Write out every single entry exactly.

• Data extract:
- - - - - - -

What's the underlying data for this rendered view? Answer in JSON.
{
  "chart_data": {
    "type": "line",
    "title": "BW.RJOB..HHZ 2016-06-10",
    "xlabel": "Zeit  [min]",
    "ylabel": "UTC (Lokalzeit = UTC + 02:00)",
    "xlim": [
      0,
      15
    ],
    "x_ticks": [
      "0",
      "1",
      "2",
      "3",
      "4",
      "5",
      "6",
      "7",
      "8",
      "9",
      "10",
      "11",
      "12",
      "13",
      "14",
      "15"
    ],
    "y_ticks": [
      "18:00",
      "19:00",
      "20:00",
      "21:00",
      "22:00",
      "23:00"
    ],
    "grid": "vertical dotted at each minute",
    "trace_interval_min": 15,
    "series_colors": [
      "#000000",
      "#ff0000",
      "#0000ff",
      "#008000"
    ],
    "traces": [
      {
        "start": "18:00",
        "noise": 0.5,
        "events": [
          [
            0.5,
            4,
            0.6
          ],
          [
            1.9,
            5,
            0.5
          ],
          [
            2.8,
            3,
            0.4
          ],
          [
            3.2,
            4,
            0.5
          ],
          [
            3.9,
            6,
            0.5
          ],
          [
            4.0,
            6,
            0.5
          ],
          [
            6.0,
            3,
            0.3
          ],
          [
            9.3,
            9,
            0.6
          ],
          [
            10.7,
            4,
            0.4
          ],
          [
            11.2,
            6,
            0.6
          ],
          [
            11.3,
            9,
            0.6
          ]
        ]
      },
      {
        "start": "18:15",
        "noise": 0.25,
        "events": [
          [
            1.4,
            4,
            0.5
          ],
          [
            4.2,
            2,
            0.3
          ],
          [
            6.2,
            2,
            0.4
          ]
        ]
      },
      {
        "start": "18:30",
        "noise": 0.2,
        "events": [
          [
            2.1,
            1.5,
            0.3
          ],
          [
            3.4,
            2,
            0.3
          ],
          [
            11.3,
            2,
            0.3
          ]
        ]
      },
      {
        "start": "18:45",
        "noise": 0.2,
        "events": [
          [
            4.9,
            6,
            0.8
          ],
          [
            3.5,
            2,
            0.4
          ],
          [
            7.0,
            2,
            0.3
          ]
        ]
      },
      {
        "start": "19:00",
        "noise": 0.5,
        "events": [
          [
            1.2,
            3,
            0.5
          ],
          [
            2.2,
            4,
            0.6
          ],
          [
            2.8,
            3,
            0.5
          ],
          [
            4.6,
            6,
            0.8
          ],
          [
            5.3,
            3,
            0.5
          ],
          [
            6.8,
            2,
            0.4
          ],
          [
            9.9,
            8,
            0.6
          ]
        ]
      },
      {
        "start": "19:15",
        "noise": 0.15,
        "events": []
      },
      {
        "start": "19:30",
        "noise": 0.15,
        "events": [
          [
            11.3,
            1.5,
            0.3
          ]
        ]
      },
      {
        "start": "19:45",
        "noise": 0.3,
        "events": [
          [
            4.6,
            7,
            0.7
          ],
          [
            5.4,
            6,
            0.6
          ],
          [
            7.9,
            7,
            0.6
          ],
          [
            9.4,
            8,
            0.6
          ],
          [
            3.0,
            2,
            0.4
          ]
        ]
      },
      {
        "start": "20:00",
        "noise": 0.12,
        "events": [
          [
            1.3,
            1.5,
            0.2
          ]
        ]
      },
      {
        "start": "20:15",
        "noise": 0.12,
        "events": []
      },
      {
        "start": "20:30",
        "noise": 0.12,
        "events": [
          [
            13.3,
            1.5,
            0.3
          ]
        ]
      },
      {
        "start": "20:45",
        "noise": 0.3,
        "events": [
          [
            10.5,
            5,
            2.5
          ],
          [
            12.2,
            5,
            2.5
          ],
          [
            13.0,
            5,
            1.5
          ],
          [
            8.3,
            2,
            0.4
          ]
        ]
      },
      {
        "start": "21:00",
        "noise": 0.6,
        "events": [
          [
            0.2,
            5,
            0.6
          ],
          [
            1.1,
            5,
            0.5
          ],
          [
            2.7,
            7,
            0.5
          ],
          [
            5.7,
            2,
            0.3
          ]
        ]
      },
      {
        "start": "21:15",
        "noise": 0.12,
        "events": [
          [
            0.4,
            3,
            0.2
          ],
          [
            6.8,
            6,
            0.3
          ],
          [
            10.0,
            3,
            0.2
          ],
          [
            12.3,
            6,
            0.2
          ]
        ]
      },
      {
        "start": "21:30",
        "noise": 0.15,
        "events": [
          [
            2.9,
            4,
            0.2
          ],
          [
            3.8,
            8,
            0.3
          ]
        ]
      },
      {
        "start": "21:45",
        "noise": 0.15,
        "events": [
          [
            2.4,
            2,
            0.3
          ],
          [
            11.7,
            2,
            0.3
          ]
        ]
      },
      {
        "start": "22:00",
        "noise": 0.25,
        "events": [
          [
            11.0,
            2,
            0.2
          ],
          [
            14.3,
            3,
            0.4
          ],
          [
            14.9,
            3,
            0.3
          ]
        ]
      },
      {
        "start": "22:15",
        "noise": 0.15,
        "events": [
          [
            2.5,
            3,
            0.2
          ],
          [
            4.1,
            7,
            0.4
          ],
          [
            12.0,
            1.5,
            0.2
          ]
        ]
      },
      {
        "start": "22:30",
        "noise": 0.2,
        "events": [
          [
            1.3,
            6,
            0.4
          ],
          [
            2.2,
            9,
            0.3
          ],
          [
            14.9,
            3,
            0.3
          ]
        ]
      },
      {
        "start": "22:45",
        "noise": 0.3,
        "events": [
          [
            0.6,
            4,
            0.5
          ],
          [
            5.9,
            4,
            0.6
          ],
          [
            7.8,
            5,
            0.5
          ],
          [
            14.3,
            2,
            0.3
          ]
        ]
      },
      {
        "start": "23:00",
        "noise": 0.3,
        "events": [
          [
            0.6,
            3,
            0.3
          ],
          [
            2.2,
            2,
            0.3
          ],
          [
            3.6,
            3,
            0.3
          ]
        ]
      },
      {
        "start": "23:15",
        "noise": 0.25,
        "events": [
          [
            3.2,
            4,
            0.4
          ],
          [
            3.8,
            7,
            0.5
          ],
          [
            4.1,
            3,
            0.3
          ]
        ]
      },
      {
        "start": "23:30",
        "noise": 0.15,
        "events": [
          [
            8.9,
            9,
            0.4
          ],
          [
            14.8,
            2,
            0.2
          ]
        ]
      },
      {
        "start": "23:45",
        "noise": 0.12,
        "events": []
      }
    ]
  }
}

- - - - - - -

• The reply:
What's the underlying data for this rendered view? Answer in JSON.
{
  "chart_data": {
    "type": "line",
    "title": "BW.RJOB..HHZ 2016-06-10",
    "xlabel": "Zeit  [min]",
    "ylabel": "UTC (Lokalzeit = UTC + 02:00)",
    "xlim": [
      0,
      15
    ],
    "x_ticks": [
      "0",
      "1",
      "2",
      "3",
      "4",
      "5",
      "6",
      "7",
      "8",
      "9",
      "10",
      "11",
      "12",
      "13",
      "14",
      "15"
    ],
    "y_ticks": [
      "18:00",
      "19:00",
      "20:00",
      "21:00",
      "22:00",
      "23:00"
    ],
    "grid": "vertical dotted at each minute",
    "trace_interval_min": 15,
    "series_colors": [
      "#000000",
      "#ff0000",
      "#0000ff",
      "#008000"
    ],
    "traces": [
      {
        "start": "18:00",
        "noise": 0.5,
        "events": [
          [
            0.5,
            4,
            0.6
          ],
          [
            1.9,
            5,
            0.5
          ],
          [
            2.8,
            3,
            0.4
          ],
          [
            3.2,
            4,
            0.5
          ],
          [
            3.9,
            6,
            0.5
          ],
          [
            4.0,
            6,
            0.5
          ],
          [
            6.0,
            3,
            0.3
          ],
          [
            9.3,
            9,
            0.6
          ],
          [
            10.7,
            4,
            0.4
          ],
          [
            11.2,
            6,
            0.6
          ],
          [
            11.3,
            9,
            0.6
          ]
        ]
      },
      {
        "start": "18:15",
        "noise": 0.25,
        "events": [
          [
            1.4,
            4,
            0.5
          ],
          [
            4.2,
            2,
            0.3
          ],
          [
            6.2,
            2,
            0.4
          ]
        ]
      },
      {
        "start": "18:30",
        "noise": 0.2,
        "events": [
          [
            2.1,
            1.5,
            0.3
          ],
          [
            3.4,
            2,
            0.3
          ],
          [
            11.3,
            2,
            0.3
          ]
        ]
      },
      {
        "start": "18:45",
        "noise": 0.2,
        "events": [
          [
            4.9,
            6,
            0.8
          ],
          [
            3.5,
            2,
            0.4
          ],
          [
            7.0,
            2,
            0.3
          ]
        ]
      },
      {
        "start": "19:00",
        "noise": 0.5,
        "events": [
          [
            1.2,
            3,
            0.5
          ],
          [
            2.2,
            4,
            0.6
          ],
          [
            2.8,
            3,
            0.5
          ],
          [
            4.6,
            6,
            0.8
          ],
          [
            5.3,
            3,
            0.5
          ],
          [
            6.8,
            2,
            0.4
          ],
          [
            9.9,
            8,
            0.6
          ]
        ]
      },
      {
        "start": "19:15",
        "noise": 0.15,
        "events": []
      },
      {
        "start": "19:30",
        "noise": 0.15,
        "events": [
          [
            11.3,
            1.5,
            0.3
          ]
        ]
      },
      {
        "start": "19:45",
        "noise": 0.3,
        "events": [
          [
            4.6,
            7,
            0.7
          ],
          [
            5.4,
            6,
            0.6
          ],
          [
            7.9,
            7,
            0.6
          ],
          [
            9.4,
            8,
            0.6
          ],
          [
            3.0,
            2,
            0.4
          ]
        ]
      },
      {
        "start": "20:00",
        "noise": 0.12,
        "events": [
          [
            1.3,
            1.5,
            0.2
          ]
        ]
      },
      {
        "start": "20:15",
        "noise": 0.12,
        "events": []
      },
      {
        "start": "20:30",
        "noise": 0.12,
        "events": [
          [
            13.3,
            1.5,
            0.3
          ]
        ]
      },
      {
        "start": "20:45",
        "noise": 0.3,
        "events": [
          [
            10.5,
            5,
            2.5
          ],
          [
            12.2,
            5,
            2.5
          ],
          [
            13.0,
            5,
            1.5
          ],
          [
            8.3,
            2,
            0.4
          ]
        ]
      },
      {
        "start": "21:00",
        "noise": 0.6,
        "events": [
          [
            0.2,
            5,
            0.6
          ],
          [
            1.1,
            5,
            0.5
          ],
          [
            2.7,
            7,
            0.5
          ],
          [
            5.7,
            2,
            0.3
          ]
        ]
      },
      {
        "start": "21:15",
        "noise": 0.12,
        "events": [
          [
            0.4,
            3,
            0.2
          ],
          [
            6.8,
            6,
            0.3
          ],
          [
            10.0,
            3,
            0.2
          ],
          [
            12.3,
            6,
            0.2
          ]
        ]
      },
      {
        "start": "21:30",
        "noise": 0.15,
        "events": [
          [
            2.9,
            4,
            0.2
          ],
          [
            3.8,
            8,
            0.3
          ]
        ]
      },
      {
        "start": "21:45",
        "noise": 0.15,
        "events": [
          [
            2.4,
            2,
            0.3
          ],
          [
            11.7,
            2,
            0.3
          ]
        ]
      },
      {
        "start": "22:00",
        "noise": 0.25,
        "events": [
          [
            11.0,
            2,
            0.2
          ],
          [
            14.3,
            3,
            0.4
          ],
          [
            14.9,
            3,
            0.3
          ]
        ]
      },
      {
        "start": "22:15",
        "noise": 0.15,
        "events": [
          [
            2.5,
            3,
            0.2
          ],
          [
            4.1,
            7,
            0.4
          ],
          [
            12.0,
            1.5,
            0.2
          ]
        ]
      },
      {
        "start": "22:30",
        "noise": 0.2,
        "events": [
          [
            1.3,
            6,
            0.4
          ],
          [
            2.2,
            9,
            0.3
          ],
          [
            14.9,
            3,
            0.3
          ]
        ]
      },
      {
        "start": "22:45",
        "noise": 0.3,
        "events": [
          [
            0.6,
            4,
            0.5
          ],
          [
            5.9,
            4,
            0.6
          ],
          [
            7.8,
            5,
            0.5
          ],
          [
            14.3,
            2,
            0.3
          ]
        ]
      },
      {
        "start": "23:00",
        "noise": 0.3,
        "events": [
          [
            0.6,
            3,
            0.3
          ],
          [
            2.2,
            2,
            0.3
          ],
          [
            3.6,
            3,
            0.3
          ]
        ]
      },
      {
        "start": "23:15",
        "noise": 0.25,
        "events": [
          [
            3.2,
            4,
            0.4
          ],
          [
            3.8,
            7,
            0.5
          ],
          [
            4.1,
            3,
            0.3
          ]
        ]
      },
      {
        "start": "23:30",
        "noise": 0.15,
        "events": [
          [
            8.9,
            9,
            0.4
          ],
          [
            14.8,
            2,
            0.2
          ]
        ]
      },
      {
        "start": "23:45",
        "noise": 0.12,
        "events": []
      }
    ]
  }
}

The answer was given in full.